### DATA TO USE

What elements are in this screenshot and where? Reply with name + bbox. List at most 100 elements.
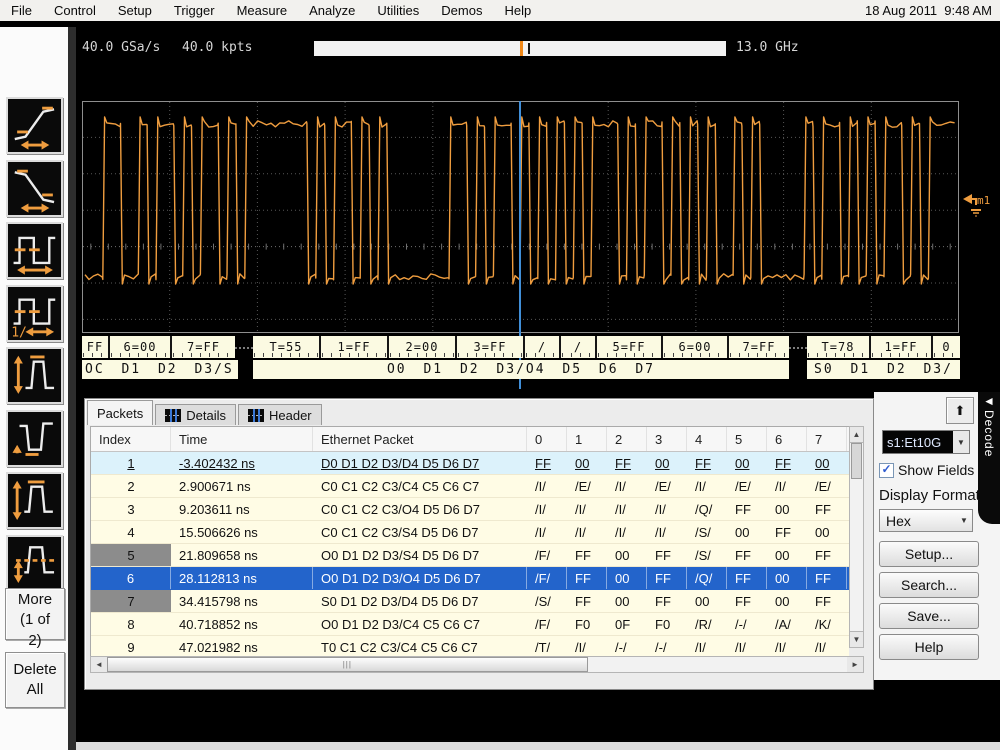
- tab-packets[interactable]: Packets: [87, 400, 153, 425]
- row-index-cell: 6: [91, 567, 171, 589]
- column-header-time[interactable]: Time: [171, 427, 313, 451]
- setup-button[interactable]: Setup...: [879, 541, 979, 567]
- rise-time-button[interactable]: [6, 97, 63, 154]
- packet-row-1[interactable]: 1-3.402432 nsD0 D1 D2 D3/D4 D5 D6 D7FF00…: [91, 452, 849, 475]
- v-average-button[interactable]: [6, 535, 63, 592]
- decode-field: T=78: [807, 336, 871, 358]
- more-button[interactable]: More(1 of 2): [5, 588, 65, 640]
- decode-field: 5=FF: [597, 336, 663, 358]
- column-header-4[interactable]: 4: [687, 427, 727, 451]
- lane-value-cell: FF: [527, 452, 567, 474]
- decode-lane-text-1: OC D1 D2 D3/S: [82, 360, 238, 379]
- scroll-left-button[interactable]: ◄: [91, 657, 107, 672]
- lane-value-cell: /-/: [647, 636, 687, 658]
- dropdown-arrow-icon[interactable]: ▼: [956, 510, 972, 531]
- packet-cell: O0 D1 D2 D3/S4 D5 D6 D7: [313, 544, 527, 566]
- v-peak-peak-icon: [10, 351, 60, 401]
- fall-time-button[interactable]: [6, 160, 63, 217]
- search-button[interactable]: Search...: [879, 572, 979, 598]
- lane-value-cell: /F/: [527, 544, 567, 566]
- acquisition-position-bar[interactable]: [314, 41, 726, 56]
- tab-details[interactable]: Details: [155, 404, 236, 425]
- v-base-button[interactable]: [6, 410, 63, 467]
- lane-value-cell: FF: [647, 590, 687, 612]
- lane-value-cell: 00: [727, 452, 767, 474]
- column-header-2[interactable]: 2: [607, 427, 647, 451]
- lane-value-cell: 00: [767, 590, 807, 612]
- show-fields-label: Show Fields: [898, 462, 974, 478]
- v-top-button[interactable]: [6, 472, 63, 529]
- dropdown-arrow-icon[interactable]: ▼: [953, 431, 969, 453]
- scroll-right-button[interactable]: ►: [847, 657, 863, 672]
- scroll-up-button[interactable]: ▲: [850, 427, 863, 443]
- lane-value-cell: /F/: [527, 567, 567, 589]
- packet-row-7[interactable]: 734.415798 nsS0 D1 D2 D3/D4 D5 D6 D7/S/F…: [91, 590, 849, 613]
- help-button[interactable]: Help: [879, 634, 979, 660]
- menu-measure[interactable]: Measure: [226, 3, 299, 18]
- column-header-7[interactable]: 7: [807, 427, 847, 451]
- column-header-index[interactable]: Index: [91, 427, 171, 451]
- packet-row-5[interactable]: 521.809658 nsO0 D1 D2 D3/S4 D5 D6 D7/F/F…: [91, 544, 849, 567]
- lane-value-cell: FF: [607, 452, 647, 474]
- lane-value-cell: FF: [807, 567, 847, 589]
- lane-value-cell: /I/: [647, 498, 687, 520]
- lane-value-cell: FF: [807, 498, 847, 520]
- tab-header[interactable]: Header: [238, 404, 322, 425]
- menu-utilities[interactable]: Utilities: [366, 3, 430, 18]
- marker-m1[interactable]: m1: [961, 190, 997, 227]
- menu-control[interactable]: Control: [43, 3, 107, 18]
- vertical-scrollbar[interactable]: ▲ ▼: [849, 426, 864, 648]
- waveform-thumbnail-icon: [165, 409, 181, 422]
- packet-table[interactable]: IndexTimeEthernet Packet012345671-3.4024…: [90, 426, 849, 660]
- packet-row-2[interactable]: 22.900671 nsC0 C1 C2 C3/C4 C5 C6 C7/I//E…: [91, 475, 849, 498]
- show-fields-checkbox[interactable]: ✓ Show Fields: [879, 462, 974, 478]
- decode-field: 7=FF: [172, 336, 235, 358]
- column-header-0[interactable]: 0: [527, 427, 567, 451]
- collapse-panel-button[interactable]: ⬆: [946, 397, 974, 424]
- horizontal-scrollbar[interactable]: ◄ ||| ►: [90, 656, 864, 673]
- pulse-width-button[interactable]: [6, 222, 63, 279]
- menu-file[interactable]: File: [0, 3, 43, 18]
- row-index-cell: 3: [91, 498, 171, 520]
- time-cell: 28.112813 ns: [171, 567, 313, 589]
- checkbox-check-icon[interactable]: ✓: [879, 463, 894, 478]
- decode-field: /: [525, 336, 561, 358]
- lane-value-cell: FF: [567, 567, 607, 589]
- frequency-button[interactable]: 1/: [6, 285, 63, 342]
- decode-source-dropdown[interactable]: s1:Et10G ▼: [882, 430, 970, 454]
- column-header-6[interactable]: 6: [767, 427, 807, 451]
- tab-label: Header: [269, 408, 312, 423]
- column-header-1[interactable]: 1: [567, 427, 607, 451]
- column-header-ethernet-packet[interactable]: Ethernet Packet: [313, 427, 527, 451]
- trigger-position-marker[interactable]: [520, 41, 523, 56]
- lane-value-cell: /I/: [767, 475, 807, 497]
- decode-field-segment-1: FF6=007=FF: [82, 336, 235, 358]
- menu-trigger[interactable]: Trigger: [163, 3, 226, 18]
- lane-value-cell: FF: [727, 544, 767, 566]
- decode-field: 3=FF: [457, 336, 525, 358]
- decode-side-tab[interactable]: ◄ Decode: [978, 392, 1000, 524]
- lane-value-cell: 00: [727, 521, 767, 543]
- horizontal-scroll-thumb[interactable]: |||: [107, 657, 588, 672]
- menu-help[interactable]: Help: [493, 3, 542, 18]
- menu-analyze[interactable]: Analyze: [298, 3, 366, 18]
- lane-value-cell: /I/: [767, 636, 807, 658]
- column-header-5[interactable]: 5: [727, 427, 767, 451]
- column-header-3[interactable]: 3: [647, 427, 687, 451]
- scroll-down-button[interactable]: ▼: [850, 631, 863, 647]
- bandwidth-readout: 13.0 GHz: [736, 40, 799, 55]
- packet-row-6[interactable]: 628.112813 nsO0 D1 D2 D3/O4 D5 D6 D7/F/F…: [91, 567, 849, 590]
- save-button[interactable]: Save...: [879, 603, 979, 629]
- decode-field: 1=FF: [871, 336, 933, 358]
- menu-demos[interactable]: Demos: [430, 3, 493, 18]
- time-cell: 15.506626 ns: [171, 521, 313, 543]
- display-format-dropdown[interactable]: Hex ▼: [879, 509, 973, 532]
- menu-setup[interactable]: Setup: [107, 3, 163, 18]
- v-peak-peak-button[interactable]: [6, 347, 63, 404]
- time-cell: 34.415798 ns: [171, 590, 313, 612]
- packet-row-3[interactable]: 39.203611 nsC0 C1 C2 C3/O4 D5 D6 D7/I//I…: [91, 498, 849, 521]
- delete-all-button[interactable]: DeleteAll: [5, 652, 65, 708]
- packet-row-8[interactable]: 840.718852 nsO0 D1 D2 D3/C4 C5 C6 C7/F/F…: [91, 613, 849, 636]
- packet-row-4[interactable]: 415.506626 nsC0 C1 C2 C3/S4 D5 D6 D7/I//…: [91, 521, 849, 544]
- vertical-scroll-thumb[interactable]: [851, 443, 862, 479]
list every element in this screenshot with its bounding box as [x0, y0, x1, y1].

######

Could you reproduce all the lines above word for word, leaving out the pictures?

What elements are in this screenshot and where? Reply with name + bbox. List at most 100 elements.
- tab-packets[interactable]: Packets: [87, 400, 153, 425]
- row-index-cell: 6: [91, 567, 171, 589]
- column-header-time[interactable]: Time: [171, 427, 313, 451]
- setup-button[interactable]: Setup...: [879, 541, 979, 567]
- rise-time-button[interactable]: [6, 97, 63, 154]
- packet-row-1[interactable]: 1-3.402432 nsD0 D1 D2 D3/D4 D5 D6 D7FF00…: [91, 452, 849, 475]
- v-average-button[interactable]: [6, 535, 63, 592]
- decode-field: T=78: [807, 336, 871, 358]
- more-button[interactable]: More(1 of 2): [5, 588, 65, 640]
- decode-field: 5=FF: [597, 336, 663, 358]
- column-header-4[interactable]: 4: [687, 427, 727, 451]
- lane-value-cell: FF: [527, 452, 567, 474]
- decode-lane-text-1: OC D1 D2 D3/S: [82, 360, 238, 379]
- scroll-left-button[interactable]: ◄: [91, 657, 107, 672]
- lane-value-cell: /-/: [647, 636, 687, 658]
- dropdown-arrow-icon[interactable]: ▼: [956, 510, 972, 531]
- packet-cell: O0 D1 D2 D3/S4 D5 D6 D7: [313, 544, 527, 566]
- v-peak-peak-icon: [10, 351, 60, 401]
- fall-time-button[interactable]: [6, 160, 63, 217]
- search-button[interactable]: Search...: [879, 572, 979, 598]
- lane-value-cell: /F/: [527, 544, 567, 566]
- acquisition-position-bar[interactable]: [314, 41, 726, 56]
- tab-details[interactable]: Details: [155, 404, 236, 425]
- v-base-button[interactable]: [6, 410, 63, 467]
- lane-value-cell: FF: [647, 590, 687, 612]
- lane-value-cell: 00: [727, 452, 767, 474]
- column-header-2[interactable]: 2: [607, 427, 647, 451]
- lane-value-cell: 00: [767, 590, 807, 612]
- show-fields-label: Show Fields: [898, 462, 974, 478]
- v-top-button[interactable]: [6, 472, 63, 529]
- dropdown-arrow-icon[interactable]: ▼: [953, 431, 969, 453]
- scroll-right-button[interactable]: ►: [847, 657, 863, 672]
- scroll-up-button[interactable]: ▲: [850, 427, 863, 443]
- lane-value-cell: /F/: [527, 567, 567, 589]
- packet-row-7[interactable]: 734.415798 nsS0 D1 D2 D3/D4 D5 D6 D7/S/F…: [91, 590, 849, 613]
- help-button[interactable]: Help: [879, 634, 979, 660]
- menu-measure[interactable]: Measure: [226, 3, 299, 18]
- column-header-7[interactable]: 7: [807, 427, 847, 451]
- column-header-index[interactable]: Index: [91, 427, 171, 451]
- packet-row-5[interactable]: 521.809658 nsO0 D1 D2 D3/S4 D5 D6 D7/F/F…: [91, 544, 849, 567]
- lane-value-cell: FF: [607, 452, 647, 474]
- lane-value-cell: FF: [807, 567, 847, 589]
- lane-value-cell: /I/: [647, 498, 687, 520]
- lane-value-cell: FF: [807, 498, 847, 520]
- tab-header[interactable]: Header: [238, 404, 322, 425]
- menu-utilities[interactable]: Utilities: [366, 3, 430, 18]
- marker-m1[interactable]: m1: [961, 190, 997, 227]
- menu-control[interactable]: Control: [43, 3, 107, 18]
- vertical-scrollbar[interactable]: ▲ ▼: [849, 426, 864, 648]
- waveform-thumbnail-icon: [165, 409, 181, 422]
- packet-table[interactable]: IndexTimeEthernet Packet012345671-3.4024…: [90, 426, 849, 660]
- packet-row-2[interactable]: 22.900671 nsC0 C1 C2 C3/C4 C5 C6 C7/I//E…: [91, 475, 849, 498]
- show-fields-checkbox[interactable]: ✓ Show Fields: [879, 462, 974, 478]
- decode-field: 7=FF: [172, 336, 235, 358]
- column-header-0[interactable]: 0: [527, 427, 567, 451]
- collapse-panel-button[interactable]: ⬆: [946, 397, 974, 424]
- horizontal-scrollbar[interactable]: ◄ ||| ►: [90, 656, 864, 673]
- pulse-width-button[interactable]: [6, 222, 63, 279]
- menu-file[interactable]: File: [0, 3, 43, 18]
- row-index-cell: 3: [91, 498, 171, 520]
- time-cell: 28.112813 ns: [171, 567, 313, 589]
- checkbox-check-icon[interactable]: ✓: [879, 463, 894, 478]
- decode-field: /: [525, 336, 561, 358]
- lane-value-cell: FF: [567, 567, 607, 589]
- frequency-button[interactable]: 1/: [6, 285, 63, 342]
- decode-source-dropdown[interactable]: s1:Et10G ▼: [882, 430, 970, 454]
- column-header-6[interactable]: 6: [767, 427, 807, 451]
- tab-label: Header: [269, 408, 312, 423]
- column-header-1[interactable]: 1: [567, 427, 607, 451]
- column-header-ethernet-packet[interactable]: Ethernet Packet: [313, 427, 527, 451]
- trigger-position-marker[interactable]: [520, 41, 523, 56]
- lane-value-cell: /I/: [767, 475, 807, 497]
- decode-field-segment-1: FF6=007=FF: [82, 336, 235, 358]
- menu-trigger[interactable]: Trigger: [163, 3, 226, 18]
- lane-value-cell: FF: [727, 544, 767, 566]
- decode-field: 3=FF: [457, 336, 525, 358]
- decode-side-tab[interactable]: ◄ Decode: [978, 392, 1000, 524]
- lane-value-cell: 00: [727, 521, 767, 543]
- horizontal-scroll-thumb[interactable]: |||: [107, 657, 588, 672]
- menu-help[interactable]: Help: [493, 3, 542, 18]
- menu-analyze[interactable]: Analyze: [298, 3, 366, 18]
- lane-value-cell: /I/: [767, 636, 807, 658]
- column-header-5[interactable]: 5: [727, 427, 767, 451]
- column-header-3[interactable]: 3: [647, 427, 687, 451]
- scroll-down-button[interactable]: ▼: [850, 631, 863, 647]
- bandwidth-readout: 13.0 GHz: [736, 40, 799, 55]
- packet-row-6[interactable]: 628.112813 nsO0 D1 D2 D3/O4 D5 D6 D7/F/F…: [91, 567, 849, 590]
- save-button[interactable]: Save...: [879, 603, 979, 629]
- decode-field: 1=FF: [871, 336, 933, 358]
- menu-demos[interactable]: Demos: [430, 3, 493, 18]
- time-cell: 15.506626 ns: [171, 521, 313, 543]
- display-format-dropdown[interactable]: Hex ▼: [879, 509, 973, 532]
- menu-setup[interactable]: Setup: [107, 3, 163, 18]
- v-peak-peak-button[interactable]: [6, 347, 63, 404]
- time-cell: 34.415798 ns: [171, 590, 313, 612]
- packet-row-3[interactable]: 39.203611 nsC0 C1 C2 C3/O4 D5 D6 D7/I//I…: [91, 498, 849, 521]
- delete-all-button[interactable]: DeleteAll: [5, 652, 65, 708]
- packet-row-8[interactable]: 840.718852 nsO0 D1 D2 D3/C4 C5 C6 C7/F/F…: [91, 613, 849, 636]
- packet-row-4[interactable]: 415.506626 nsC0 C1 C2 C3/S4 D5 D6 D7/I//…: [91, 521, 849, 544]
- vertical-scroll-thumb[interactable]: [851, 443, 862, 479]
list every element in this screenshot with its bounding box as [x0, y0, x1, y1].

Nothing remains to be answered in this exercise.